Locate all lines in the data below that hold "name" and show them.

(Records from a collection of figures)

_____

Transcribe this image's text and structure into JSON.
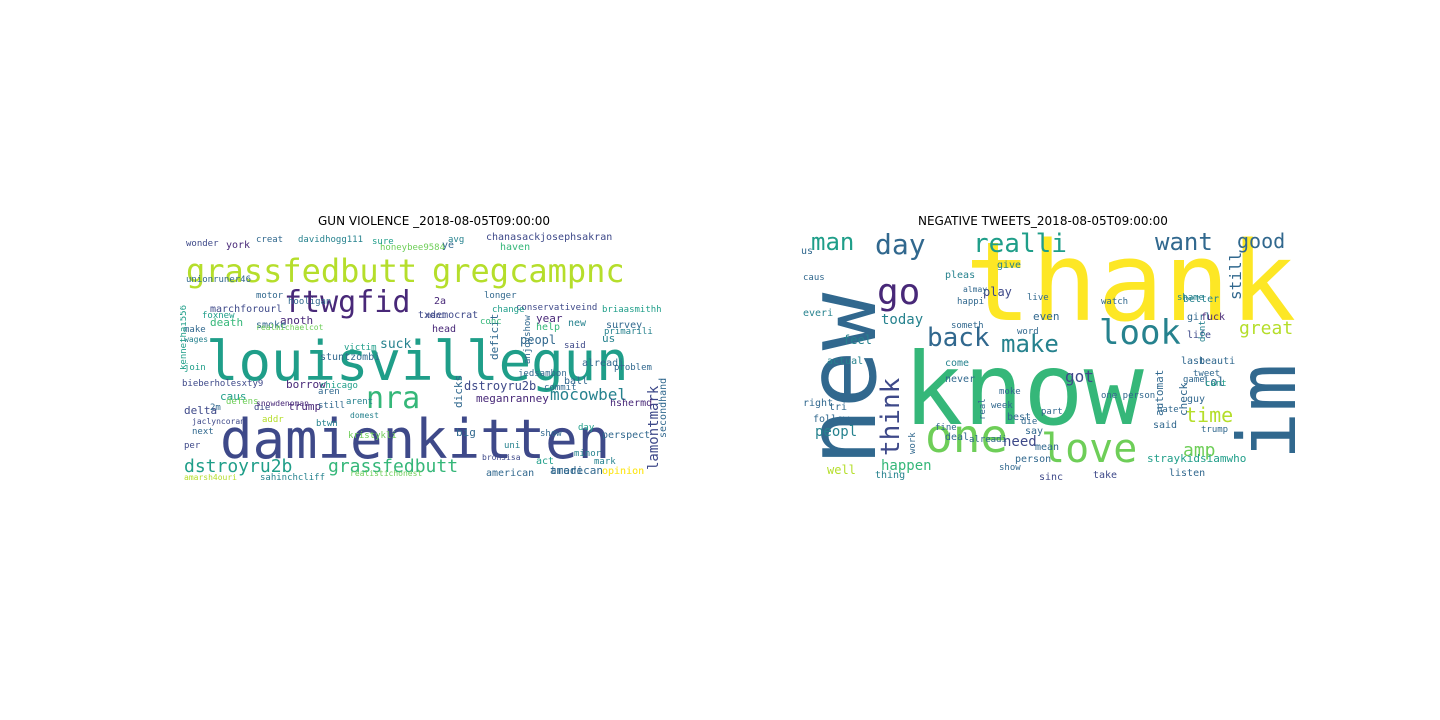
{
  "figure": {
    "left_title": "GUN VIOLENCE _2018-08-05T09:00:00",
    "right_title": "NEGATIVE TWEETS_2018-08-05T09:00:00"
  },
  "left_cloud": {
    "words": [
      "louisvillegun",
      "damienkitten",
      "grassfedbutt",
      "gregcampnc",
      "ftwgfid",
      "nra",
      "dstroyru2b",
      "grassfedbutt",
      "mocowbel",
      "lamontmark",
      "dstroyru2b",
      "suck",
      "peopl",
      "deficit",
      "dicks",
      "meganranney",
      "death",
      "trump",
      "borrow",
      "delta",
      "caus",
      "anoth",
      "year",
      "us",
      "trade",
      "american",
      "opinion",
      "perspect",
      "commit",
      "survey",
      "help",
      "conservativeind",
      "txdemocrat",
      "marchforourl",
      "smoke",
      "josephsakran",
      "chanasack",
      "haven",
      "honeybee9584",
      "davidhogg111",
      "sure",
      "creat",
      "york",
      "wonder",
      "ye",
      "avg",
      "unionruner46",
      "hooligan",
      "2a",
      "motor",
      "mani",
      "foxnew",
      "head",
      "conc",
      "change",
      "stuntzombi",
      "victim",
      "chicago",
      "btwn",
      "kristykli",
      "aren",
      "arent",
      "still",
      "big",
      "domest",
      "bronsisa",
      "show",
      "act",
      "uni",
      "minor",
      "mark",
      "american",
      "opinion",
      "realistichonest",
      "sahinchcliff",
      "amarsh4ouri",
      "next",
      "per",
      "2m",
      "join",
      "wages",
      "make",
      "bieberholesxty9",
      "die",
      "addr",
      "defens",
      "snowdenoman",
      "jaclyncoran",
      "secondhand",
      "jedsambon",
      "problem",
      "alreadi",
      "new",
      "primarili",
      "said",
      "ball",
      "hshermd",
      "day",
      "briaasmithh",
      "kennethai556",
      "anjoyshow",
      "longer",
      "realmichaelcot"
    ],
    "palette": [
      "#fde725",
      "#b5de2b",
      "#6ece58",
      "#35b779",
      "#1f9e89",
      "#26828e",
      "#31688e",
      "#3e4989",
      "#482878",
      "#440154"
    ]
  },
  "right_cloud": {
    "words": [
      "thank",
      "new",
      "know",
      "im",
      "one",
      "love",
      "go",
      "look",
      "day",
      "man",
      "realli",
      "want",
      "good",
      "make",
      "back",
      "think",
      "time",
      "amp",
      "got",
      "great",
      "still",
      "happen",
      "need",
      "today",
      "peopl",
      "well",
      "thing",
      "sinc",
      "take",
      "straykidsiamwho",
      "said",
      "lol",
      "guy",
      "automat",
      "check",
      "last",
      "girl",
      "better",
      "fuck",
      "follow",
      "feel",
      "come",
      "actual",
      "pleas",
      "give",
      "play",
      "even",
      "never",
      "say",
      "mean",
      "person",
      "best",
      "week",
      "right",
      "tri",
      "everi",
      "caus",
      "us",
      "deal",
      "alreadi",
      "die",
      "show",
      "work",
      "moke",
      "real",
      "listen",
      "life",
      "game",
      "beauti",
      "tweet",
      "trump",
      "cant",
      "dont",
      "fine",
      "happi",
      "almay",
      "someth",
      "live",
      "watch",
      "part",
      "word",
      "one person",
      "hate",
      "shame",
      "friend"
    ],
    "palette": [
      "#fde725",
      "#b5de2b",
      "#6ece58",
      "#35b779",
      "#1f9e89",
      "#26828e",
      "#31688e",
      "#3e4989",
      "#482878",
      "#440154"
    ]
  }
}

_____

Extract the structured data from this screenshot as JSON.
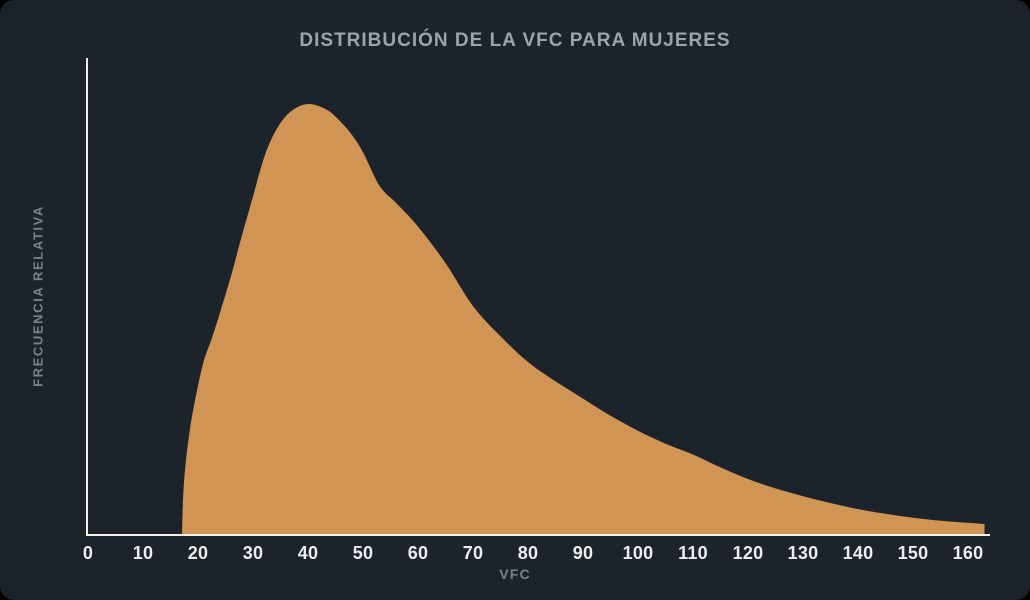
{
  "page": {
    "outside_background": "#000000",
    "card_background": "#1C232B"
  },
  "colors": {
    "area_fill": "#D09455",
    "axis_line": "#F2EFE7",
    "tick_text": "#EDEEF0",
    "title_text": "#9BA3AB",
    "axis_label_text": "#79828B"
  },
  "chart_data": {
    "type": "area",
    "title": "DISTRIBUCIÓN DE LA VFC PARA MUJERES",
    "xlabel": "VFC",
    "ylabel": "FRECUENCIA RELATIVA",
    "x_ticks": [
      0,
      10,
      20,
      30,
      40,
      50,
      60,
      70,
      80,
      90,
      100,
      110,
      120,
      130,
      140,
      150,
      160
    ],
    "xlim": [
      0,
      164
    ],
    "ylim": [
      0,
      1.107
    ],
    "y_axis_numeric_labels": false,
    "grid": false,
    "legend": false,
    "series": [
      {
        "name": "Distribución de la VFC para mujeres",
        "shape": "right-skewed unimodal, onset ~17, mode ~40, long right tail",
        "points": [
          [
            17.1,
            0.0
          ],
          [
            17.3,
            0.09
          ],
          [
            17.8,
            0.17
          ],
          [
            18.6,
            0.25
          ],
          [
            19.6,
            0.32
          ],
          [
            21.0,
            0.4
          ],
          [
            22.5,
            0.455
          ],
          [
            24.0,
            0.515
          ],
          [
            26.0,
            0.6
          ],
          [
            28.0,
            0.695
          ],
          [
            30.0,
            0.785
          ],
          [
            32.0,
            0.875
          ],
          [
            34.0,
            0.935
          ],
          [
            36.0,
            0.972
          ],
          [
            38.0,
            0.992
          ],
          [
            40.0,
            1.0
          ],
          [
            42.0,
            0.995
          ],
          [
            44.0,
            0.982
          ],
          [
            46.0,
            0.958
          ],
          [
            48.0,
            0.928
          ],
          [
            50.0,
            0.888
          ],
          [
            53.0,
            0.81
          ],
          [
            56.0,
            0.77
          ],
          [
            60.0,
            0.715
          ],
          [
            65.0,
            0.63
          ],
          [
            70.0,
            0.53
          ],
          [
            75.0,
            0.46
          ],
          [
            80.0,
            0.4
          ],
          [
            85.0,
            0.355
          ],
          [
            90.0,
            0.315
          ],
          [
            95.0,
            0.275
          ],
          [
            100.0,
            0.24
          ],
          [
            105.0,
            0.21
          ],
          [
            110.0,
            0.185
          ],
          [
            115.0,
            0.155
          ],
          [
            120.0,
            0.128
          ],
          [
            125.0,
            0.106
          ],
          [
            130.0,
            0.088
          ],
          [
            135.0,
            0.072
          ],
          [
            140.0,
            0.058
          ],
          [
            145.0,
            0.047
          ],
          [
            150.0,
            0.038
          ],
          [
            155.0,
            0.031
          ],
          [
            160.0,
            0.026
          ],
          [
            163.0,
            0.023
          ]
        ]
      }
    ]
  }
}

_____

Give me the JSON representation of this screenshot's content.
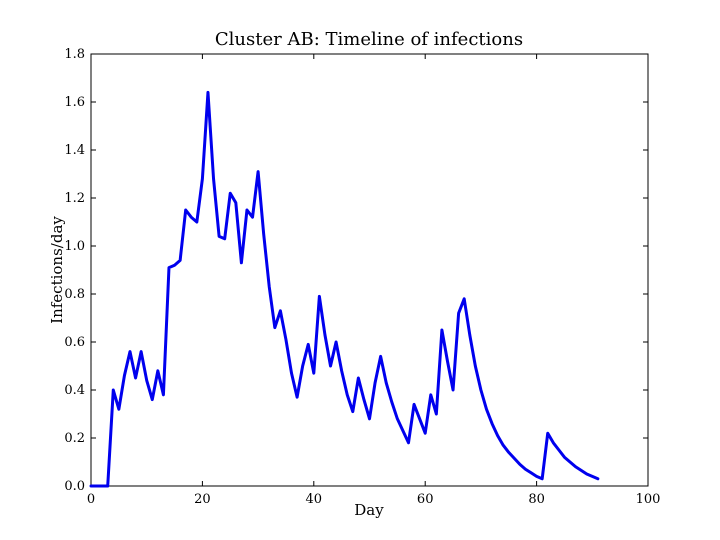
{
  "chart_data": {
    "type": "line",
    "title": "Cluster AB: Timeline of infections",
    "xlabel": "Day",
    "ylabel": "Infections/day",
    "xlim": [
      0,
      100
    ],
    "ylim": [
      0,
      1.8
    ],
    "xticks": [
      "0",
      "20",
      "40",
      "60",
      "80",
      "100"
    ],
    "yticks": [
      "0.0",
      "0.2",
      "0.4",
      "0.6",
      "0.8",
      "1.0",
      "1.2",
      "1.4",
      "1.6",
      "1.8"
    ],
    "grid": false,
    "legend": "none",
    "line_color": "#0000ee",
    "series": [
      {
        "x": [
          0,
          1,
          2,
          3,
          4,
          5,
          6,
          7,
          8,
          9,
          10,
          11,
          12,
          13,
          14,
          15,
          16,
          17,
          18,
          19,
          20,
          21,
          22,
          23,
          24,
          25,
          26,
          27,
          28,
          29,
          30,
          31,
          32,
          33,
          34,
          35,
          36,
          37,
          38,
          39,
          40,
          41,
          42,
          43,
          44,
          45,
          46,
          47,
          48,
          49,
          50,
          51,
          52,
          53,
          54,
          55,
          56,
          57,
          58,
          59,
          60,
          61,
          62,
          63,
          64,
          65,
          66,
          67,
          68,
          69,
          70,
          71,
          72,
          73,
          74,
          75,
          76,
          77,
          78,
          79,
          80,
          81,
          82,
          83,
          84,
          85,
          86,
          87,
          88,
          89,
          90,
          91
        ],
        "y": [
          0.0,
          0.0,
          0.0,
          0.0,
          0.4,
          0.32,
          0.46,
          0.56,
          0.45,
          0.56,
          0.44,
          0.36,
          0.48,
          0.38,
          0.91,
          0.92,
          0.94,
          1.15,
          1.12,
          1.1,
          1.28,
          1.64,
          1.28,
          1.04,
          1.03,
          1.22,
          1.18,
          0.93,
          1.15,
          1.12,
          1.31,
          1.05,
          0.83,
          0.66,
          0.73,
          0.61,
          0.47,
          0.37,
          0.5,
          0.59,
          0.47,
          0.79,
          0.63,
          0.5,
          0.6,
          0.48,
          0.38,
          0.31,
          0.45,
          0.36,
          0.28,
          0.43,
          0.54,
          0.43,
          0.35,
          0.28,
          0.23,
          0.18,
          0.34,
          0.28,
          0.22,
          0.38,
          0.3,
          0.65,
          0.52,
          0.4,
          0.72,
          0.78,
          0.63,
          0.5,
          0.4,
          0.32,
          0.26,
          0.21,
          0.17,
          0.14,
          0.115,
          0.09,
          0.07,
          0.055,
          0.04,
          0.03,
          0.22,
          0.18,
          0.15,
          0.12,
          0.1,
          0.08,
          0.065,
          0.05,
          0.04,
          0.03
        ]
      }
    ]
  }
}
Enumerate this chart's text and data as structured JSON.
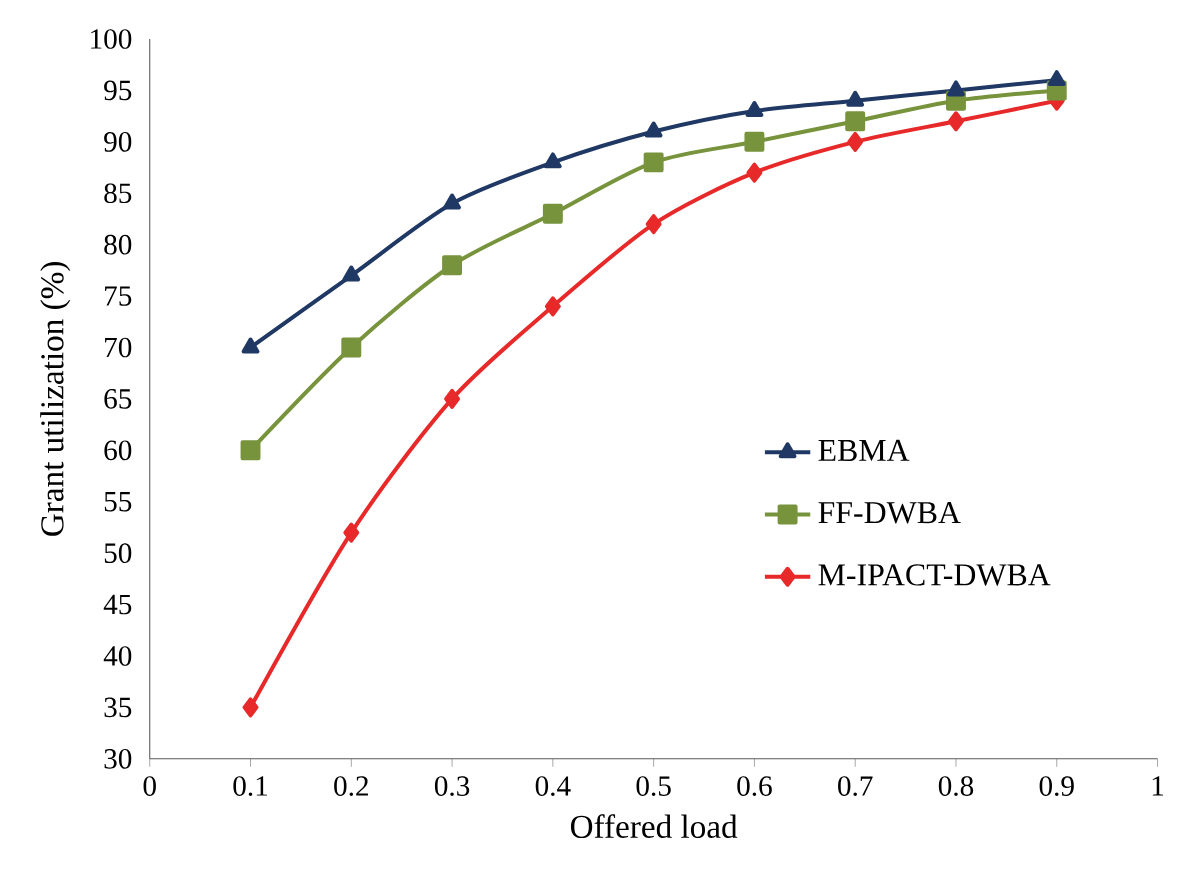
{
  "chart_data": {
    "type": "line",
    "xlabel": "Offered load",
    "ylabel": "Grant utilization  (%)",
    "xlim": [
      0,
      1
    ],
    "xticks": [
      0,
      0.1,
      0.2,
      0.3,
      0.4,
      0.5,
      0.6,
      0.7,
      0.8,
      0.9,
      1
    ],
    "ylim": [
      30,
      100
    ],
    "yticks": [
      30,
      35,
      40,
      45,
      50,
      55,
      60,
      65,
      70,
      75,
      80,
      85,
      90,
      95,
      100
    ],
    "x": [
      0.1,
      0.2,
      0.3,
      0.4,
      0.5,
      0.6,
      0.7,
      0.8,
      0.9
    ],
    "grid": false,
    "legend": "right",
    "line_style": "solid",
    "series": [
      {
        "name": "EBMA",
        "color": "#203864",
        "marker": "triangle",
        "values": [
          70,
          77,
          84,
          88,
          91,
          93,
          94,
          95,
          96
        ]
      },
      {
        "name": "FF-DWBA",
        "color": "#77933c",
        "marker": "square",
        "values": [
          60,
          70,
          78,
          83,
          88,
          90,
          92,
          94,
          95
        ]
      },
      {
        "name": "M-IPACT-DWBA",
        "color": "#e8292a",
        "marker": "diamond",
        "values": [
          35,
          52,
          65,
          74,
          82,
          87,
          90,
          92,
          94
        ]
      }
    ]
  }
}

_____

= EXERCISE RESPONSE =
        "name": "Distribución de la VFC para mujeres",
        "name": "EBMA",
        "name": "FF-DWBA",
        "name": "M-IPACT-DWBA",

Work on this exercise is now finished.